- Dataset
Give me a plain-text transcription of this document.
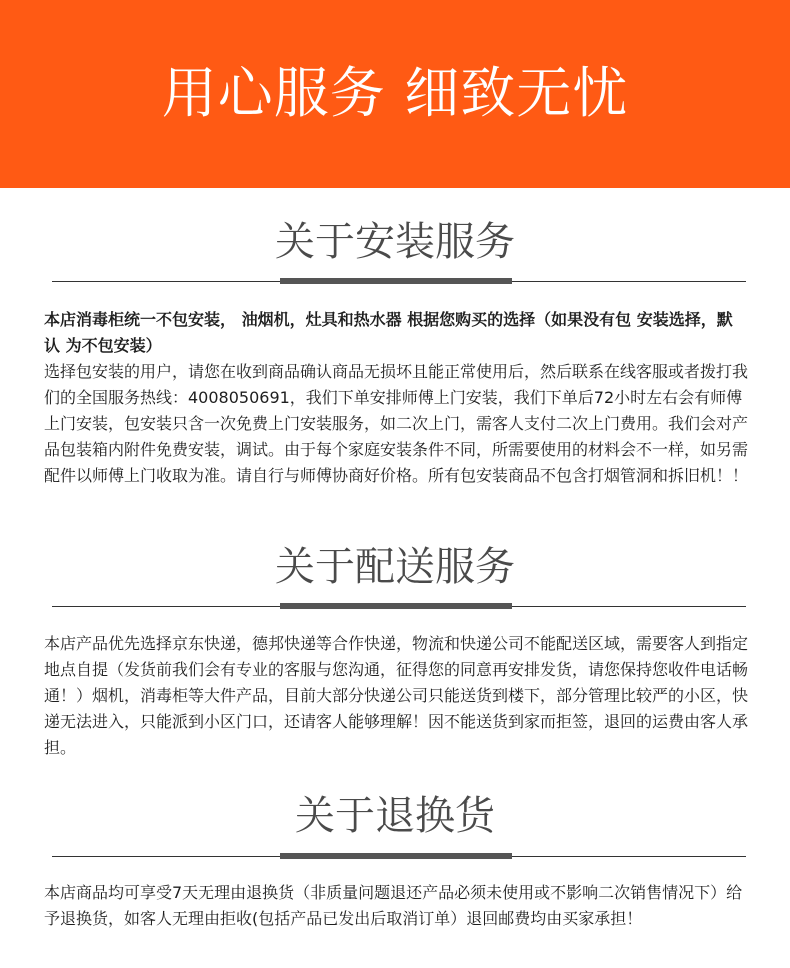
用心服务 细致无忧
关于安装服务
本店消毒柜统一不包安装， 油烟机，灶具和热水器 根据您购买的选择（如果没有包 安装选择，默认 为不包安装）
选择包安装的用户，请您在收到商品确认商品无损坏且能正常使用后，然后联系在线客服或者拨打我们的全国服务热线：4008050691，我们下单安排师傅上门安装，我们下单后72小时左右会有师傅上门安装，包安装只含一次免费上门安装服务，如二次上门，需客人支付二次上门费用。我们会对产品包装箱内附件免费安装，调试。由于每个家庭安装条件不同，所需要使用的材料会不一样，如另需配件以师傅上门收取为准。请自行与师傅协商好价格。所有包安装商品不包含打烟管洞和拆旧机！！
关于配送服务
本店产品优先选择京东快递，德邦快递等合作快递，物流和快递公司不能配送区域，需要客人到指定地点自提（发货前我们会有专业的客服与您沟通，征得您的同意再安排发货，请您保持您收件电话畅通！）烟机，消毒柜等大件产品，目前大部分快递公司只能送货到楼下，部分管理比较严的小区，快递无法进入，只能派到小区门口，还请客人能够理解！因不能送货到家而拒签，退回的运费由客人承担。
关于退换货
本店商品均可享受7天无理由退换货（非质量问题退还产品必须未使用或不影响二次销售情况下）给予退换货，如客人无理由拒收(包括产品已发出后取消订单）退回邮费均由买家承担！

- Work required
Pictures don't belong in the copy. Transcribe every record exactly as it appears.

- Answer to the task
Give me a plain-text transcription of this document.
用心服务 细致无忧
关于安装服务
本店消毒柜统一不包安装， 油烟机，灶具和热水器 根据您购买的选择（如果没有包 安装选择，默认 为不包安装）
选择包安装的用户，请您在收到商品确认商品无损坏且能正常使用后，然后联系在线客服或者拨打我们的全国服务热线：4008050691，我们下单安排师傅上门安装，我们下单后72小时左右会有师傅上门安装，包安装只含一次免费上门安装服务，如二次上门，需客人支付二次上门费用。我们会对产品包装箱内附件免费安装，调试。由于每个家庭安装条件不同，所需要使用的材料会不一样，如另需配件以师傅上门收取为准。请自行与师傅协商好价格。所有包安装商品不包含打烟管洞和拆旧机！！
关于配送服务
本店产品优先选择京东快递，德邦快递等合作快递，物流和快递公司不能配送区域，需要客人到指定地点自提（发货前我们会有专业的客服与您沟通，征得您的同意再安排发货，请您保持您收件电话畅通！）烟机，消毒柜等大件产品，目前大部分快递公司只能送货到楼下，部分管理比较严的小区，快递无法进入，只能派到小区门口，还请客人能够理解！因不能送货到家而拒签，退回的运费由客人承担。
关于退换货
本店商品均可享受7天无理由退换货（非质量问题退还产品必须未使用或不影响二次销售情况下）给予退换货，如客人无理由拒收(包括产品已发出后取消订单）退回邮费均由买家承担！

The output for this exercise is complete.